## AIM OF THE EXERCISE:
Would you restate all the data that follows, word for word?

## RECORDS FOR THIS EXERCISE:

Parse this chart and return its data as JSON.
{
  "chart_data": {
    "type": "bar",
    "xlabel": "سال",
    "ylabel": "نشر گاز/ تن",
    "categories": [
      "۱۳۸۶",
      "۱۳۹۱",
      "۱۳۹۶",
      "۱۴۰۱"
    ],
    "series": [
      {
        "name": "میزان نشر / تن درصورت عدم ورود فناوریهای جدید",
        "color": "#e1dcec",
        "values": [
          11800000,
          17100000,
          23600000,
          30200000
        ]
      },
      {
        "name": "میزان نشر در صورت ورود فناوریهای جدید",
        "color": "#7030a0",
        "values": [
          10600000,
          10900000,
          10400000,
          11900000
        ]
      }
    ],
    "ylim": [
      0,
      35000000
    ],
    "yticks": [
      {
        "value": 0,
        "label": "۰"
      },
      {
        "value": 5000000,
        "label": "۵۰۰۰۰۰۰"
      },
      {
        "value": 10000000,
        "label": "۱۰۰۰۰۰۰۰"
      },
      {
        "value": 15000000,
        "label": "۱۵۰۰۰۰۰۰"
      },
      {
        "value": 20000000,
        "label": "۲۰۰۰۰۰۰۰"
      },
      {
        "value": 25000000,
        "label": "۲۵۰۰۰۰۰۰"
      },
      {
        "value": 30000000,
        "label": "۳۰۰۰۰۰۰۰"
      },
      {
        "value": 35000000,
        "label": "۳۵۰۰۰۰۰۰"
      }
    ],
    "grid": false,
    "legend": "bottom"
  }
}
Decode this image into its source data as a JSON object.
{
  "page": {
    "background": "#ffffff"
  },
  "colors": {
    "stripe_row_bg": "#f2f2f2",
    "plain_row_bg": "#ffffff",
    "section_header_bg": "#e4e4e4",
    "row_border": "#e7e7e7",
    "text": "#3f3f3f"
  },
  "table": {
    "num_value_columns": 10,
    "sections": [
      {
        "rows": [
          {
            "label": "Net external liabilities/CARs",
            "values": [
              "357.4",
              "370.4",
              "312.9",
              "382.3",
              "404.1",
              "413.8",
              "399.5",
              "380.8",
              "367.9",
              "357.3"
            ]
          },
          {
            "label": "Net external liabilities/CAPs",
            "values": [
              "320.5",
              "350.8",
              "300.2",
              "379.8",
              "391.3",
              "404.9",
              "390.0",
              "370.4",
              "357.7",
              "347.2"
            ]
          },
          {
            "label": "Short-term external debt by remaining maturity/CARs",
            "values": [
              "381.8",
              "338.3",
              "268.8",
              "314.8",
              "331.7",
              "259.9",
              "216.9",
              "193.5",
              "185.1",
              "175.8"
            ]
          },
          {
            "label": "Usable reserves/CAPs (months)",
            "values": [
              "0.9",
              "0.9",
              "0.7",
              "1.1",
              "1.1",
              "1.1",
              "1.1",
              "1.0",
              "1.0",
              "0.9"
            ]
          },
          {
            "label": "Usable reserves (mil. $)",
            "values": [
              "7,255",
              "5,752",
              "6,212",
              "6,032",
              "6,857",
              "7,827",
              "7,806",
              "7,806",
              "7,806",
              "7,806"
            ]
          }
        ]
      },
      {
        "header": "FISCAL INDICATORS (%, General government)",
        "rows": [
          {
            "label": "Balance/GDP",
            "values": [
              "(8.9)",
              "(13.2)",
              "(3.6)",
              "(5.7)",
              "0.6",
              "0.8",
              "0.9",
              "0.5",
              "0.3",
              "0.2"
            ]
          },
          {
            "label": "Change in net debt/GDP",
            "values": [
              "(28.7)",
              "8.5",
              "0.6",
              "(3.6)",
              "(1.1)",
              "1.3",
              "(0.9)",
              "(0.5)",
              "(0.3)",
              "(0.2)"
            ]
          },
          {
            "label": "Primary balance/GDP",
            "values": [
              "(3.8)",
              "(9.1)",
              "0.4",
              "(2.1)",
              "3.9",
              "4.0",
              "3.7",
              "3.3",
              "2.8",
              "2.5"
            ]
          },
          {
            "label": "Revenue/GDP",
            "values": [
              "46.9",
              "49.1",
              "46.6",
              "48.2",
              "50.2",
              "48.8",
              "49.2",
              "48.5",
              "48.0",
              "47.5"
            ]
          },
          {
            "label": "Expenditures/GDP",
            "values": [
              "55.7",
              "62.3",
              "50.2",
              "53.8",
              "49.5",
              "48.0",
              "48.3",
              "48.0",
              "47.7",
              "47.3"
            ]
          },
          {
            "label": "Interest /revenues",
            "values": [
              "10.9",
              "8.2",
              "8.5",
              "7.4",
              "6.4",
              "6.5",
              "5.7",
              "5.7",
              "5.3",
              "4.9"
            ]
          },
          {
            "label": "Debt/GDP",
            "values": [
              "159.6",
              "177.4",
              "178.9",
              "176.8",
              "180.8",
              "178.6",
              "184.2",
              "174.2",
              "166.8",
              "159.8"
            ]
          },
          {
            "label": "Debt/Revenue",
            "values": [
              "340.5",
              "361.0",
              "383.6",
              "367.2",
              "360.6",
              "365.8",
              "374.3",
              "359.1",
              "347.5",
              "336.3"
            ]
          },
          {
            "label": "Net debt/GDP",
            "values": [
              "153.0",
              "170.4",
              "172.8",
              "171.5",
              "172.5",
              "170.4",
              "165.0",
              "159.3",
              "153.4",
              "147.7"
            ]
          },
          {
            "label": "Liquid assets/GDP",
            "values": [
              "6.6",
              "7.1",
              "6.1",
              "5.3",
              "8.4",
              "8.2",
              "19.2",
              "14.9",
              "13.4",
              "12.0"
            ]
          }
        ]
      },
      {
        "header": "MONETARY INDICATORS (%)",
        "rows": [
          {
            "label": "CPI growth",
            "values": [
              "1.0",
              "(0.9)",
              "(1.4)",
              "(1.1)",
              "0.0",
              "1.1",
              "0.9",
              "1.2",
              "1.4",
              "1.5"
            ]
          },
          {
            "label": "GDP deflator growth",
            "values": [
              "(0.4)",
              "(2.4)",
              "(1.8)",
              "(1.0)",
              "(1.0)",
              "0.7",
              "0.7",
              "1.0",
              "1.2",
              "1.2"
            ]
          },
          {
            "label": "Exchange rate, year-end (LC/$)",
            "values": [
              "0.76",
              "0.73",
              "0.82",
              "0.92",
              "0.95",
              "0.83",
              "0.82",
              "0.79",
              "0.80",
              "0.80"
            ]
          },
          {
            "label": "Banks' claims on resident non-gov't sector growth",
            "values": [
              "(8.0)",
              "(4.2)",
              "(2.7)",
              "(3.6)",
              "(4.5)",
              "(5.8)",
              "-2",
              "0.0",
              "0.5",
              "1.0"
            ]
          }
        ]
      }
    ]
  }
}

## TASK SOLUTION:
Parse this chart and return its data as JSON.
{
  "chart_data": {
    "type": "bar",
    "xlabel": "سال",
    "ylabel": "نشر گاز/ تن",
    "categories": [
      "۱۳۸۶",
      "۱۳۹۱",
      "۱۳۹۶",
      "۱۴۰۱"
    ],
    "series": [
      {
        "name": "میزان نشر / تن درصورت عدم ورود فناوریهای جدید",
        "color": "#e1dcec",
        "values": [
          11800000,
          17100000,
          23600000,
          30200000
        ]
      },
      {
        "name": "میزان نشر در صورت ورود فناوریهای جدید",
        "color": "#7030a0",
        "values": [
          10600000,
          10900000,
          10400000,
          11900000
        ]
      }
    ],
    "ylim": [
      0,
      35000000
    ],
    "yticks": [
      {
        "value": 0,
        "label": "۰"
      },
      {
        "value": 5000000,
        "label": "۵۰۰۰۰۰۰"
      },
      {
        "value": 10000000,
        "label": "۱۰۰۰۰۰۰۰"
      },
      {
        "value": 15000000,
        "label": "۱۵۰۰۰۰۰۰"
      },
      {
        "value": 20000000,
        "label": "۲۰۰۰۰۰۰۰"
      },
      {
        "value": 25000000,
        "label": "۲۵۰۰۰۰۰۰"
      },
      {
        "value": 30000000,
        "label": "۳۰۰۰۰۰۰۰"
      },
      {
        "value": 35000000,
        "label": "۳۵۰۰۰۰۰۰"
      }
    ],
    "grid": false,
    "legend": "bottom"
  }
}
Decode this image into its source data as a JSON object.
{
  "page": {
    "background": "#ffffff"
  },
  "colors": {
    "stripe_row_bg": "#f2f2f2",
    "plain_row_bg": "#ffffff",
    "section_header_bg": "#e4e4e4",
    "row_border": "#e7e7e7",
    "text": "#3f3f3f"
  },
  "table": {
    "num_value_columns": 10,
    "sections": [
      {
        "rows": [
          {
            "label": "Net external liabilities/CARs",
            "values": [
              "357.4",
              "370.4",
              "312.9",
              "382.3",
              "404.1",
              "413.8",
              "399.5",
              "380.8",
              "367.9",
              "357.3"
            ]
          },
          {
            "label": "Net external liabilities/CAPs",
            "values": [
              "320.5",
              "350.8",
              "300.2",
              "379.8",
              "391.3",
              "404.9",
              "390.0",
              "370.4",
              "357.7",
              "347.2"
            ]
          },
          {
            "label": "Short-term external debt by remaining maturity/CARs",
            "values": [
              "381.8",
              "338.3",
              "268.8",
              "314.8",
              "331.7",
              "259.9",
              "216.9",
              "193.5",
              "185.1",
              "175.8"
            ]
          },
          {
            "label": "Usable reserves/CAPs (months)",
            "values": [
              "0.9",
              "0.9",
              "0.7",
              "1.1",
              "1.1",
              "1.1",
              "1.1",
              "1.0",
              "1.0",
              "0.9"
            ]
          },
          {
            "label": "Usable reserves (mil. $)",
            "values": [
              "7,255",
              "5,752",
              "6,212",
              "6,032",
              "6,857",
              "7,827",
              "7,806",
              "7,806",
              "7,806",
              "7,806"
            ]
          }
        ]
      },
      {
        "header": "FISCAL INDICATORS (%, General government)",
        "rows": [
          {
            "label": "Balance/GDP",
            "values": [
              "(8.9)",
              "(13.2)",
              "(3.6)",
              "(5.7)",
              "0.6",
              "0.8",
              "0.9",
              "0.5",
              "0.3",
              "0.2"
            ]
          },
          {
            "label": "Change in net debt/GDP",
            "values": [
              "(28.7)",
              "8.5",
              "0.6",
              "(3.6)",
              "(1.1)",
              "1.3",
              "(0.9)",
              "(0.5)",
              "(0.3)",
              "(0.2)"
            ]
          },
          {
            "label": "Primary balance/GDP",
            "values": [
              "(3.8)",
              "(9.1)",
              "0.4",
              "(2.1)",
              "3.9",
              "4.0",
              "3.7",
              "3.3",
              "2.8",
              "2.5"
            ]
          },
          {
            "label": "Revenue/GDP",
            "values": [
              "46.9",
              "49.1",
              "46.6",
              "48.2",
              "50.2",
              "48.8",
              "49.2",
              "48.5",
              "48.0",
              "47.5"
            ]
          },
          {
            "label": "Expenditures/GDP",
            "values": [
              "55.7",
              "62.3",
              "50.2",
              "53.8",
              "49.5",
              "48.0",
              "48.3",
              "48.0",
              "47.7",
              "47.3"
            ]
          },
          {
            "label": "Interest /revenues",
            "values": [
              "10.9",
              "8.2",
              "8.5",
              "7.4",
              "6.4",
              "6.5",
              "5.7",
              "5.7",
              "5.3",
              "4.9"
            ]
          },
          {
            "label": "Debt/GDP",
            "values": [
              "159.6",
              "177.4",
              "178.9",
              "176.8",
              "180.8",
              "178.6",
              "184.2",
              "174.2",
              "166.8",
              "159.8"
            ]
          },
          {
            "label": "Debt/Revenue",
            "values": [
              "340.5",
              "361.0",
              "383.6",
              "367.2",
              "360.6",
              "365.8",
              "374.3",
              "359.1",
              "347.5",
              "336.3"
            ]
          },
          {
            "label": "Net debt/GDP",
            "values": [
              "153.0",
              "170.4",
              "172.8",
              "171.5",
              "172.5",
              "170.4",
              "165.0",
              "159.3",
              "153.4",
              "147.7"
            ]
          },
          {
            "label": "Liquid assets/GDP",
            "values": [
              "6.6",
              "7.1",
              "6.1",
              "5.3",
              "8.4",
              "8.2",
              "19.2",
              "14.9",
              "13.4",
              "12.0"
            ]
          }
        ]
      },
      {
        "header": "MONETARY INDICATORS (%)",
        "rows": [
          {
            "label": "CPI growth",
            "values": [
              "1.0",
              "(0.9)",
              "(1.4)",
              "(1.1)",
              "0.0",
              "1.1",
              "0.9",
              "1.2",
              "1.4",
              "1.5"
            ]
          },
          {
            "label": "GDP deflator growth",
            "values": [
              "(0.4)",
              "(2.4)",
              "(1.8)",
              "(1.0)",
              "(1.0)",
              "0.7",
              "0.7",
              "1.0",
              "1.2",
              "1.2"
            ]
          },
          {
            "label": "Exchange rate, year-end (LC/$)",
            "values": [
              "0.76",
              "0.73",
              "0.82",
              "0.92",
              "0.95",
              "0.83",
              "0.82",
              "0.79",
              "0.80",
              "0.80"
            ]
          },
          {
            "label": "Banks' claims on resident non-gov't sector growth",
            "values": [
              "(8.0)",
              "(4.2)",
              "(2.7)",
              "(3.6)",
              "(4.5)",
              "(5.8)",
              "-2",
              "0.0",
              "0.5",
              "1.0"
            ]
          }
        ]
      }
    ]
  }
}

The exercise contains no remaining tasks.